[Data records]
===

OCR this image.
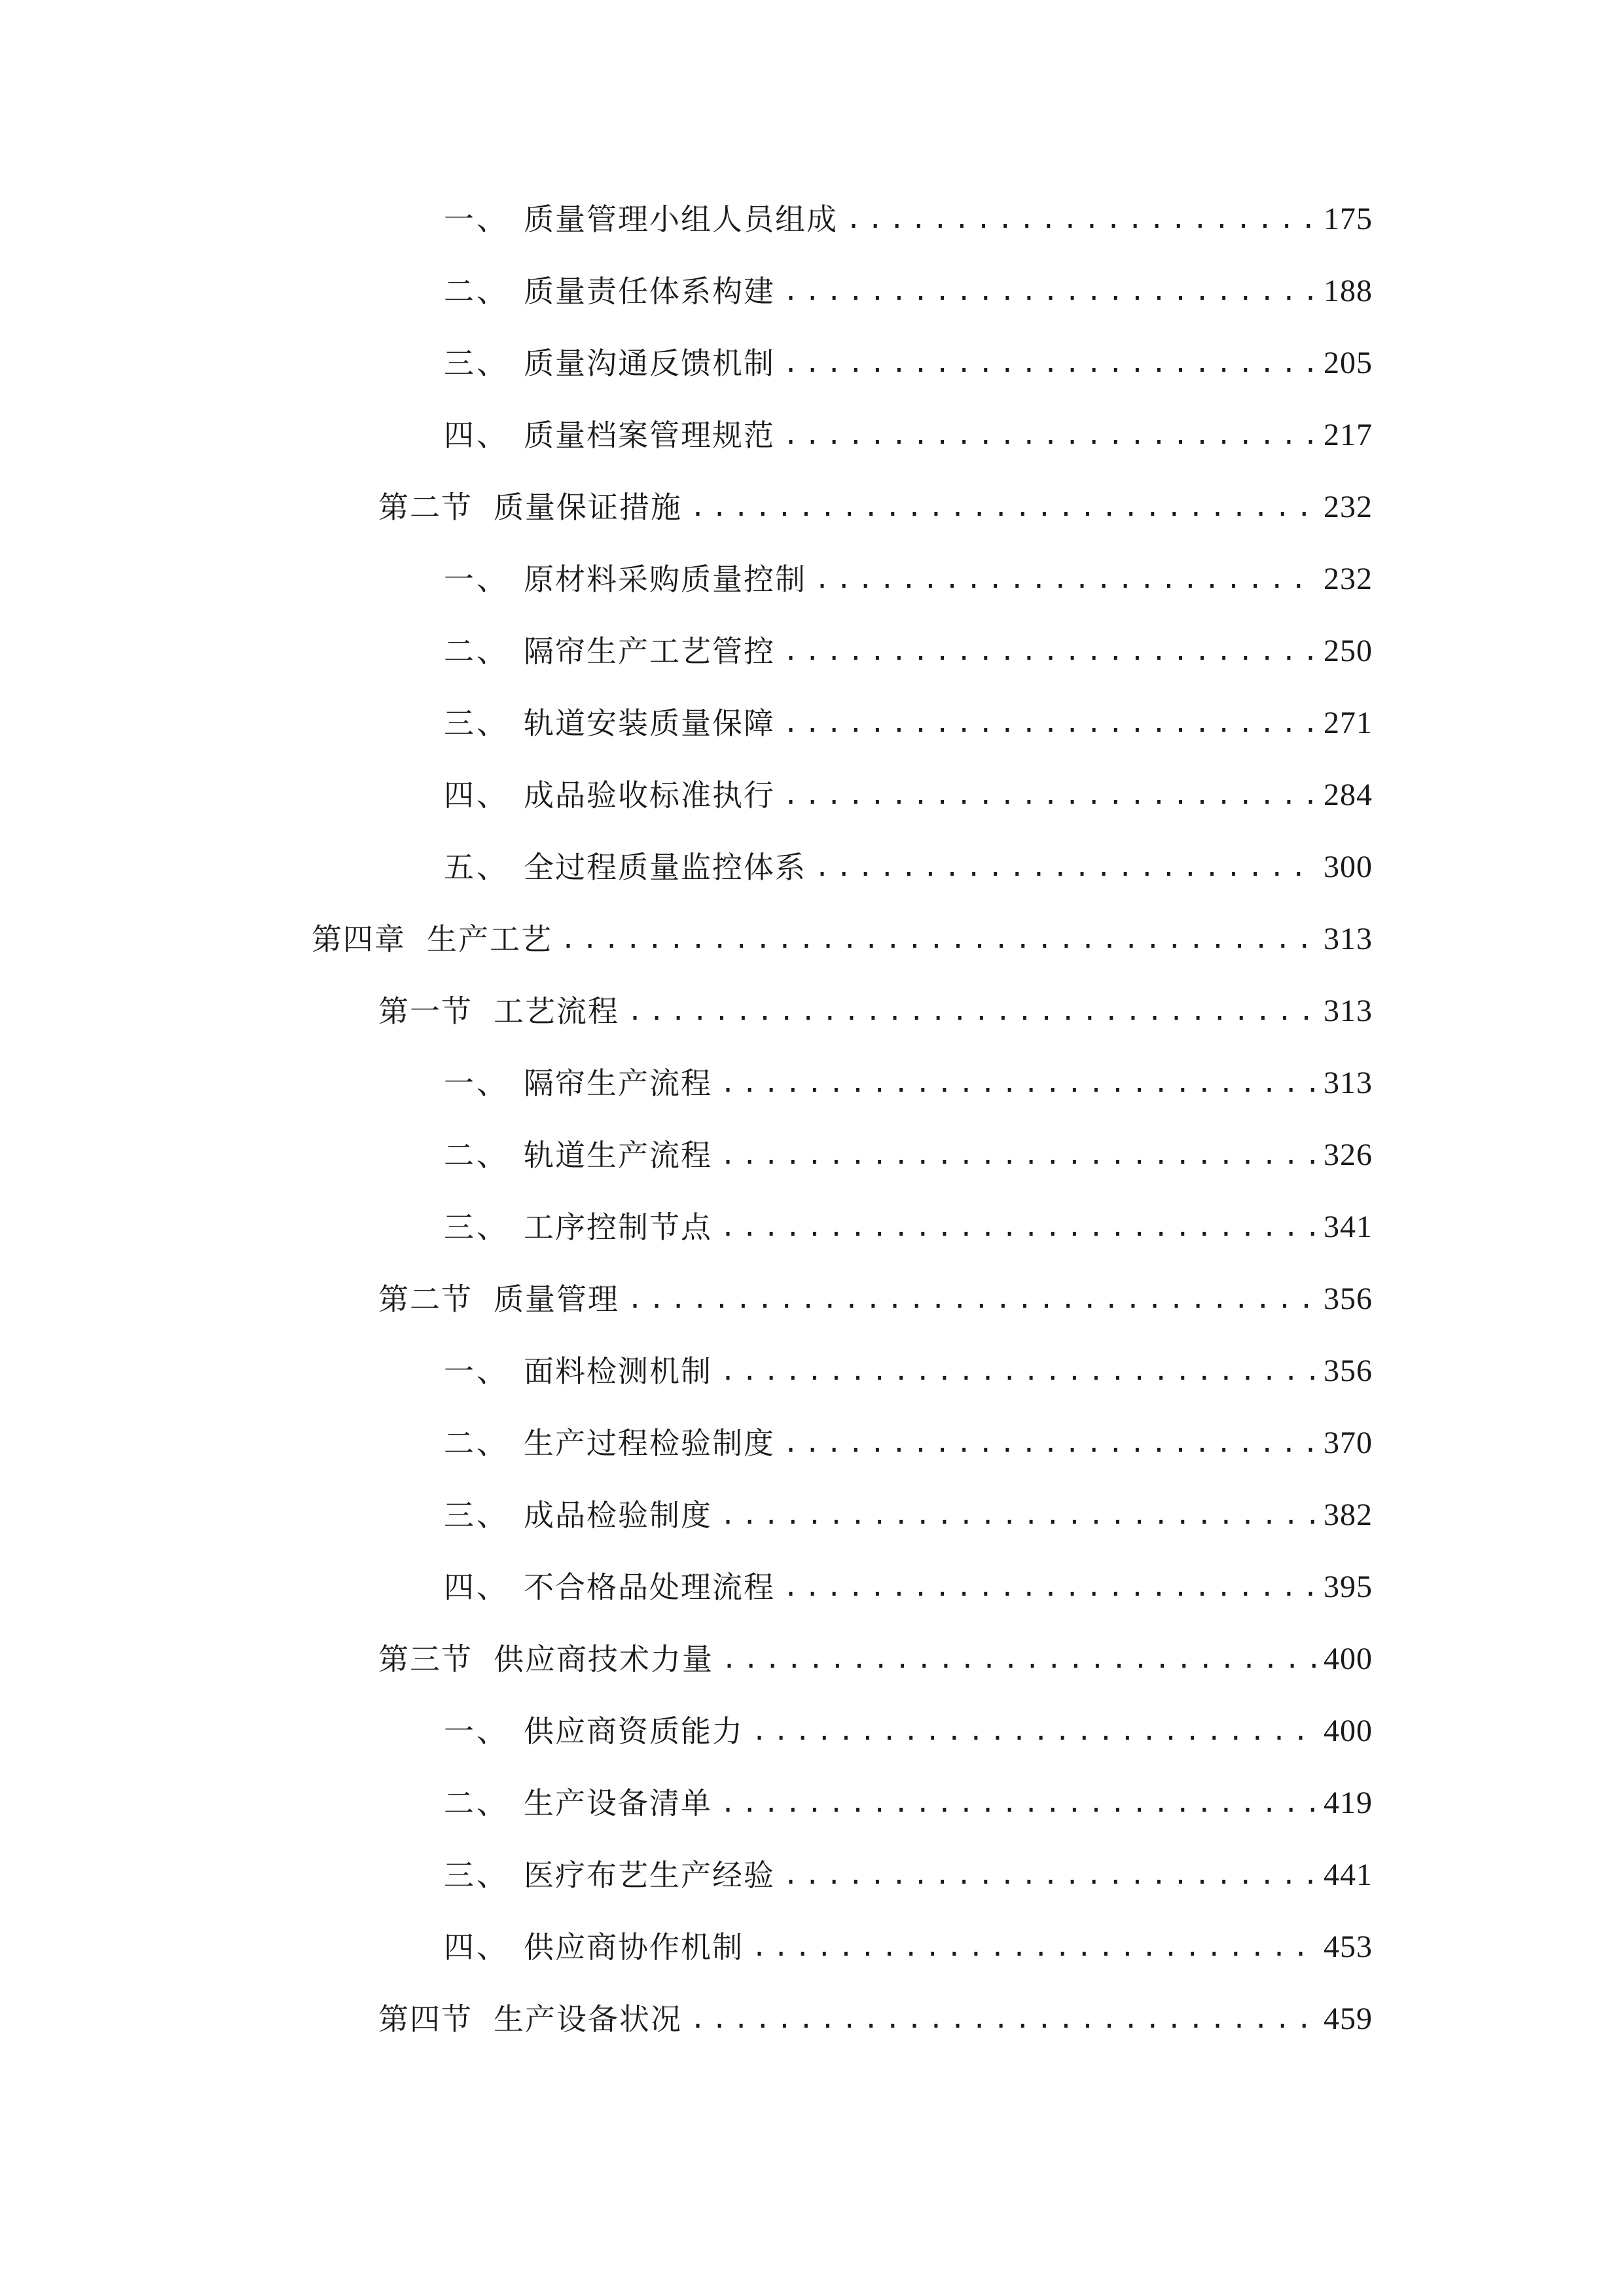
一、 质量管理小组人员组成 .....	175
二、 质量责任体系构建 .....	188
三、 质量沟通反馈机制 .....	205
四、 质量档案管理规范 .....	217
第二节 质量保证措施 .....	232
一、 原材料采购质量控制 .....	232
二、 隔帘生产工艺管控 .....	250
三、 轨道安装质量保障 .....	271
四、 成品验收标准执行 .....	284
五、 全过程质量监控体系 .....	300
第四章 生产工艺 .....	313
第一节 工艺流程 .....	313
一、 隔帘生产流程 .....	313
二、 轨道生产流程 .....	326
三、 工序控制节点 .....	341
第二节 质量管理 .....	356
一、 面料检测机制 .....	356
二、 生产过程检验制度 .....	370
三、 成品检验制度 .....	382
四、 不合格品处理流程 .....	395
第三节 供应商技术力量 .....	400
一、 供应商资质能力 .....	400
二、 生产设备清单 .....	419
三、 医疗布艺生产经验 .....	441
四、 供应商协作机制 .....	453
第四节 生产设备状况 .....	459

===

- _Stated task_
Reproduce each entry precisely, dropping only the pictures.

- _Solution below_
OCR this image.
一、 质量管理小组人员组成 .....	175
二、 质量责任体系构建 .....	188
三、 质量沟通反馈机制 .....	205
四、 质量档案管理规范 .....	217
第二节 质量保证措施 .....	232
一、 原材料采购质量控制 .....	232
二、 隔帘生产工艺管控 .....	250
三、 轨道安装质量保障 .....	271
四、 成品验收标准执行 .....	284
五、 全过程质量监控体系 .....	300
第四章 生产工艺 .....	313
第一节 工艺流程 .....	313
一、 隔帘生产流程 .....	313
二、 轨道生产流程 .....	326
三、 工序控制节点 .....	341
第二节 质量管理 .....	356
一、 面料检测机制 .....	356
二、 生产过程检验制度 .....	370
三、 成品检验制度 .....	382
四、 不合格品处理流程 .....	395
第三节 供应商技术力量 .....	400
一、 供应商资质能力 .....	400
二、 生产设备清单 .....	419
三、 医疗布艺生产经验 .....	441
四、 供应商协作机制 .....	453
第四节 生产设备状况 .....	459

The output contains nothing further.